# Start of PASSAGE

Data Collection#

RLinf provides two data collection approaches targeting different downstream use cases:

Approach	Entry Point	Typical Use
Episode Collection	`CollectEpisode` wrapper	Reward model / value model training data
Real-robot Replay Buffer Collection	`collect_data.sh`	Real-robot RLPD prior data / policy initialization

Episode Data Collection#

CollectEpisode is a gymnasium.Wrapper that transparently wraps any environment and automatically records step-level data during RL training or evaluation, saving each completed episode to disk asynchronously.

Two output formats are supported:

pickle — saves the complete raw buffer; suited for custom offline processing.
lerobot — saves structured Parquet files with metadata; directly compatible with the LeRobot training pipeline.

Key Features#

Supports both single environments and vectorized parallel environments (num_envs > 1).
Compatible with auto-reset environments: the final pre-reset observation is correctly attributed to the current episode, and the post-reset observation is carried over to the next episode.
All write operations run asynchronously in a background thread so they never block the RL training loop.
The LeRobot writer is lazily initialized on the first episode write, with image shape, state dimension, and action dimension inferred automatically.

# End of PASSAGE
# Start of LISTED RECORDS

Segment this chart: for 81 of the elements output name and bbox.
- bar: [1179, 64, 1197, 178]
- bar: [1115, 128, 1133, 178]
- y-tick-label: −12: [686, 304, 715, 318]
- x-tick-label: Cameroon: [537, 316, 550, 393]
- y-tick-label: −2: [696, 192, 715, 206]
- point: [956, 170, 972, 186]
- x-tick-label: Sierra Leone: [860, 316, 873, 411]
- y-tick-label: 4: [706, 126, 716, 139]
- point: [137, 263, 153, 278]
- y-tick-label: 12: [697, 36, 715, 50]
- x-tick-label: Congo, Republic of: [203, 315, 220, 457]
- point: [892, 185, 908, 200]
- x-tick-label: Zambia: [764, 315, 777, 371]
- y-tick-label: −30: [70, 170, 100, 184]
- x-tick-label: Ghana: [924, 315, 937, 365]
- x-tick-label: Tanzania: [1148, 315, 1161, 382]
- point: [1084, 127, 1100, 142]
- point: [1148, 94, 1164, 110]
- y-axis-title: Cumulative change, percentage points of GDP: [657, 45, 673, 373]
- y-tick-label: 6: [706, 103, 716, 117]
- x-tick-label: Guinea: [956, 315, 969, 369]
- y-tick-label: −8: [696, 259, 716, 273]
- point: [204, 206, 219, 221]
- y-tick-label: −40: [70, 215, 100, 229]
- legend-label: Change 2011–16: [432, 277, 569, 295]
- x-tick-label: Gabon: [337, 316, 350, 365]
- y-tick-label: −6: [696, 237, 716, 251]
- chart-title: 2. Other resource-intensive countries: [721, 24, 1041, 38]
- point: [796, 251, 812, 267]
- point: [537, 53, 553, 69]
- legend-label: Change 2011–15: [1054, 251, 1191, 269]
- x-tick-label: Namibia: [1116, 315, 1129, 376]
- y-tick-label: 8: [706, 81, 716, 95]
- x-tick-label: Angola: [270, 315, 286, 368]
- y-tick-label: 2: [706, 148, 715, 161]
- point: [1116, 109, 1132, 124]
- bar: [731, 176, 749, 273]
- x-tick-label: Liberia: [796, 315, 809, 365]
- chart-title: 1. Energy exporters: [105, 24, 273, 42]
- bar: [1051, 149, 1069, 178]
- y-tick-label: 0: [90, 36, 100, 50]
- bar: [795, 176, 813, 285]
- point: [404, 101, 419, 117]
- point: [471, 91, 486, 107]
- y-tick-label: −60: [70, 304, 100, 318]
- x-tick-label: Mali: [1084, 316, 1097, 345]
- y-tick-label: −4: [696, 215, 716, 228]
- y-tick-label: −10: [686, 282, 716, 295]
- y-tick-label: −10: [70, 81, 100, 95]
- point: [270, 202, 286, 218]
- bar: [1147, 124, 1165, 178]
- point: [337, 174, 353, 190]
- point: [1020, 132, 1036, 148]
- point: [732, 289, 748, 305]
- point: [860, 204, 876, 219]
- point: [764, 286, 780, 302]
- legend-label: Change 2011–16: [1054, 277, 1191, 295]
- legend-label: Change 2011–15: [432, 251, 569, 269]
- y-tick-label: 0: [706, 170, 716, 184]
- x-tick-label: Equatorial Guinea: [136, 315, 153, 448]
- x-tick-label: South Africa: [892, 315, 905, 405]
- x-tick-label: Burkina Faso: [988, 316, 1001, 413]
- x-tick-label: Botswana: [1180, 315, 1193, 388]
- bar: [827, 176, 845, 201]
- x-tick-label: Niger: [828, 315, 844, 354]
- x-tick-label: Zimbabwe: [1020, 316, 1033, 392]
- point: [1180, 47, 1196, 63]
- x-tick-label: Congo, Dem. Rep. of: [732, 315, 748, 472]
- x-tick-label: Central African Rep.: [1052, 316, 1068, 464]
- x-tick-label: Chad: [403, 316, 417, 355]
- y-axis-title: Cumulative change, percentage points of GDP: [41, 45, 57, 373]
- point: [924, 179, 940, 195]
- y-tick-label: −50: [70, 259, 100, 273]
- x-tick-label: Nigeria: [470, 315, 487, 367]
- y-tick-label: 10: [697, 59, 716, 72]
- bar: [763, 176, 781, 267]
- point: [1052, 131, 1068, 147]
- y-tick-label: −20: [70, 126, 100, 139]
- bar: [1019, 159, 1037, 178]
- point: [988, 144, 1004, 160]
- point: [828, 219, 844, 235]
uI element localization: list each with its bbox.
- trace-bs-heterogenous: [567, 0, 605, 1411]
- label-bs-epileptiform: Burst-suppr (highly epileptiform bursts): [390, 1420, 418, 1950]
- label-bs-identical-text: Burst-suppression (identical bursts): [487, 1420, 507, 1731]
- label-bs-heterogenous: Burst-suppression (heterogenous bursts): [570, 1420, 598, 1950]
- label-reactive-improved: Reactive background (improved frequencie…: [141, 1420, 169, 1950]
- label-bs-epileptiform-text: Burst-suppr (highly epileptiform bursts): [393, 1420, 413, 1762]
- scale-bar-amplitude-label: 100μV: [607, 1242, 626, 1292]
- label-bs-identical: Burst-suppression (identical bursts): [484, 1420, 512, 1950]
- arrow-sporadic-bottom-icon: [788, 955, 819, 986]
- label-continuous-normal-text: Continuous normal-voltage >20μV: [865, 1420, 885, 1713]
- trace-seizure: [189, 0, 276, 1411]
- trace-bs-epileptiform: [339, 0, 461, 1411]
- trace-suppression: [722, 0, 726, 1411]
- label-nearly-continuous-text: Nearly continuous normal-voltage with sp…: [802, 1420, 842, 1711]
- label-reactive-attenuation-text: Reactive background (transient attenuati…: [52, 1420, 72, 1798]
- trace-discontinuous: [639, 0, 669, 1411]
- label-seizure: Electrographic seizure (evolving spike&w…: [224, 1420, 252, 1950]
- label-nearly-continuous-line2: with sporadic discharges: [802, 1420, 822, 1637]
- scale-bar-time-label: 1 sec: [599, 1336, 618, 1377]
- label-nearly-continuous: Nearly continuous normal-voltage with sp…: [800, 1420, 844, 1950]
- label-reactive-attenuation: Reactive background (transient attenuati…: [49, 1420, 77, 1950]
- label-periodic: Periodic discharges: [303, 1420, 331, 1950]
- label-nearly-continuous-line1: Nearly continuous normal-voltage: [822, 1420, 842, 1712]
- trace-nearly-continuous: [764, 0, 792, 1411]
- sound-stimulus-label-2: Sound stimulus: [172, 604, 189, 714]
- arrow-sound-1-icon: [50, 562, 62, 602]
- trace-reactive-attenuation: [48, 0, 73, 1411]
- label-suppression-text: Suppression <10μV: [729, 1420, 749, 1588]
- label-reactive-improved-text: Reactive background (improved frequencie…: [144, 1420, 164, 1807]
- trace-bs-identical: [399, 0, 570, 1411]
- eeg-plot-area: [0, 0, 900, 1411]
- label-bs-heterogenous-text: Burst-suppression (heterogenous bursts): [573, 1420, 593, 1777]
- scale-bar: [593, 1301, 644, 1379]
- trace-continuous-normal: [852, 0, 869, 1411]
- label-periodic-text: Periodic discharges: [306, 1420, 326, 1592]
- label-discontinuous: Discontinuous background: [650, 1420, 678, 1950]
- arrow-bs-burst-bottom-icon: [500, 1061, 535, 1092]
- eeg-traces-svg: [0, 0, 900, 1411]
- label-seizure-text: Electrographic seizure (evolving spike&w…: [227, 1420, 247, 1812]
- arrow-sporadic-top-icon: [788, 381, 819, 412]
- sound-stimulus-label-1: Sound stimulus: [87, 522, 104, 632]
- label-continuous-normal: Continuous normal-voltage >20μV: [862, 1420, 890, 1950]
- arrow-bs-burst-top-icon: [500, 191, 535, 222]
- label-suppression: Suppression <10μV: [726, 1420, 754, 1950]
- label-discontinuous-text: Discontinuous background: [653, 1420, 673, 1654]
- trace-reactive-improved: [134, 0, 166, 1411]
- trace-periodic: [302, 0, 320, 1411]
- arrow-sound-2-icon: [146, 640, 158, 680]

# End of LISTED RECORDS

### WHAT TO WORK ON
#1 According to the data collection text, which output format saves structured Parquet files with metadata?
#2 Output the part of the data collection text that opens with the words containing "Key Features#" and closes with "RL training loop.".
Rely only on the data collection text for your answers.

### IN RESPONSE
#1 The lerobot format.

#2
Key Features#

Supports both single environments and vectorized parallel environments (num_envs > 1).
Compatible with auto-reset environments: the final pre-reset observation is correctly attributed to the current episode, and the post-reset observation is carried over to the next episode.
All write operations run asynchronously in a background thread so they never block the RL training loop.